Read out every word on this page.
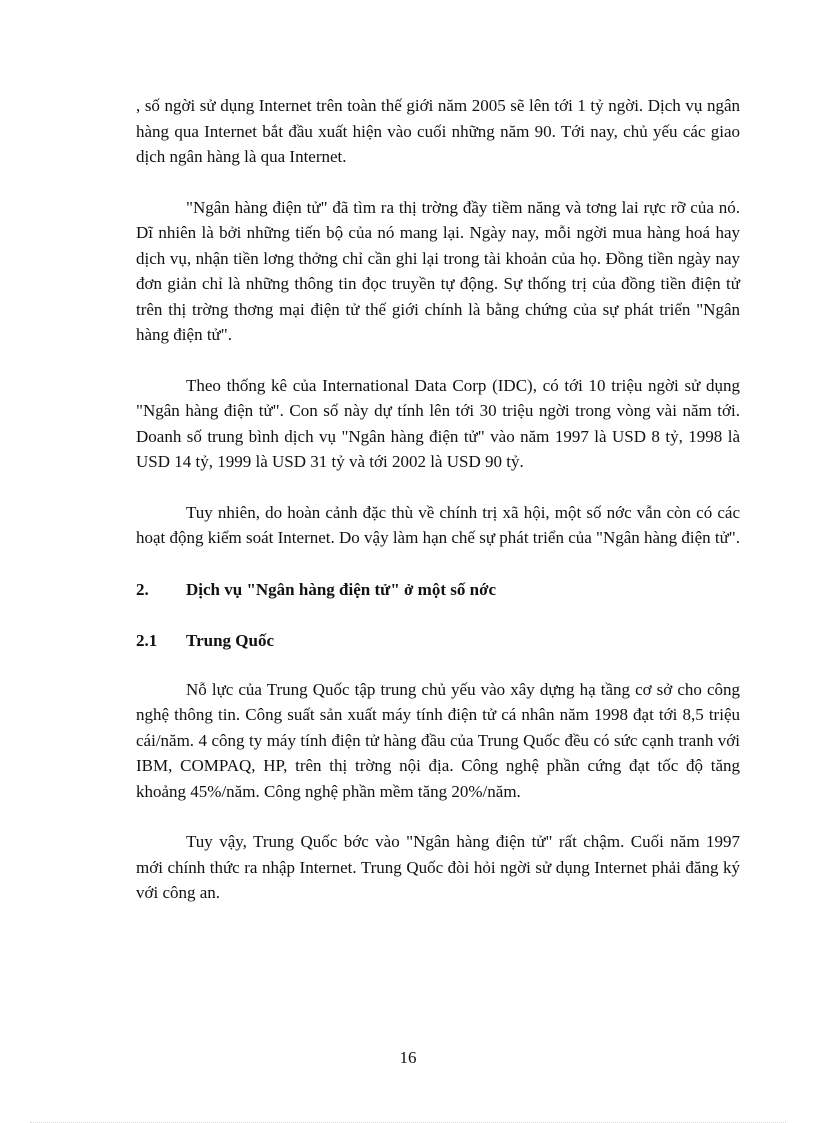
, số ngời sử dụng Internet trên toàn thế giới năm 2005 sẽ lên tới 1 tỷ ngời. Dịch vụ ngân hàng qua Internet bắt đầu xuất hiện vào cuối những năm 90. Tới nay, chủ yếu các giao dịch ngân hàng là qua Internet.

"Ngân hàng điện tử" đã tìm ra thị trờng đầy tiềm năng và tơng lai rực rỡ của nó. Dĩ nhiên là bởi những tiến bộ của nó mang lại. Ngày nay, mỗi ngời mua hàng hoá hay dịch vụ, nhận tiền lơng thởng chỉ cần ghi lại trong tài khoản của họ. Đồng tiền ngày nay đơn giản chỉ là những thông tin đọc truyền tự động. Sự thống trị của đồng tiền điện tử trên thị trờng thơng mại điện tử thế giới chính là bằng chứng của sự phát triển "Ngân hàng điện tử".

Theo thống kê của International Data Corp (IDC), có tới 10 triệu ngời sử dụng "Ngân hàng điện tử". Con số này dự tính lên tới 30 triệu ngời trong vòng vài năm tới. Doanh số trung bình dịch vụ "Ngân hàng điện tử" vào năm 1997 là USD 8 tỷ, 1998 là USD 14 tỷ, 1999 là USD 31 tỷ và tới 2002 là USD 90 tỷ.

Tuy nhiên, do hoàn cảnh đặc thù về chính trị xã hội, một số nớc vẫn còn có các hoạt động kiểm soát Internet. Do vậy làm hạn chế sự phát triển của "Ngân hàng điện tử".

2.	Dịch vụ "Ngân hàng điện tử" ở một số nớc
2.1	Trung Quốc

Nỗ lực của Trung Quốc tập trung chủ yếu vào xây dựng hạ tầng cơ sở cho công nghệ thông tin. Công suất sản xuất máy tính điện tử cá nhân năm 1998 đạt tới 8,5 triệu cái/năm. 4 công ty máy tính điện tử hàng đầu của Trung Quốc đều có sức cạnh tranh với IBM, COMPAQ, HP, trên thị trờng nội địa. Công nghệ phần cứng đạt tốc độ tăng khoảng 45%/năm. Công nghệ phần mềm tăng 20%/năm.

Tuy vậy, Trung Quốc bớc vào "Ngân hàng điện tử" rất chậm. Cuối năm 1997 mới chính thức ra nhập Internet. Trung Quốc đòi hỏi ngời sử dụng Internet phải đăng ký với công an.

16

Short task:
Identify every line where the string "triển" appears.

Problem solution:
"Ngân hàng điện tử" đã tìm ra thị trờng đầy tiềm năng và tơng lai rực rỡ của nó. Dĩ nhiên là bởi những tiến bộ của nó mang lại. Ngày nay, mỗi ngời mua hàng hoá hay dịch vụ, nhận tiền lơng thởng chỉ cần ghi lại trong tài khoản của họ. Đồng tiền ngày nay đơn giản chỉ là những thông tin đọc truyền tự động. Sự thống trị của đồng tiền điện tử trên thị trờng thơng mại điện tử thế giới chính là bằng chứng của sự phát triển "Ngân hàng điện tử".
Tuy nhiên, do hoàn cảnh đặc thù về chính trị xã hội, một số nớc vẫn còn có các hoạt động kiểm soát Internet. Do vậy làm hạn chế sự phát triển của "Ngân hàng điện tử".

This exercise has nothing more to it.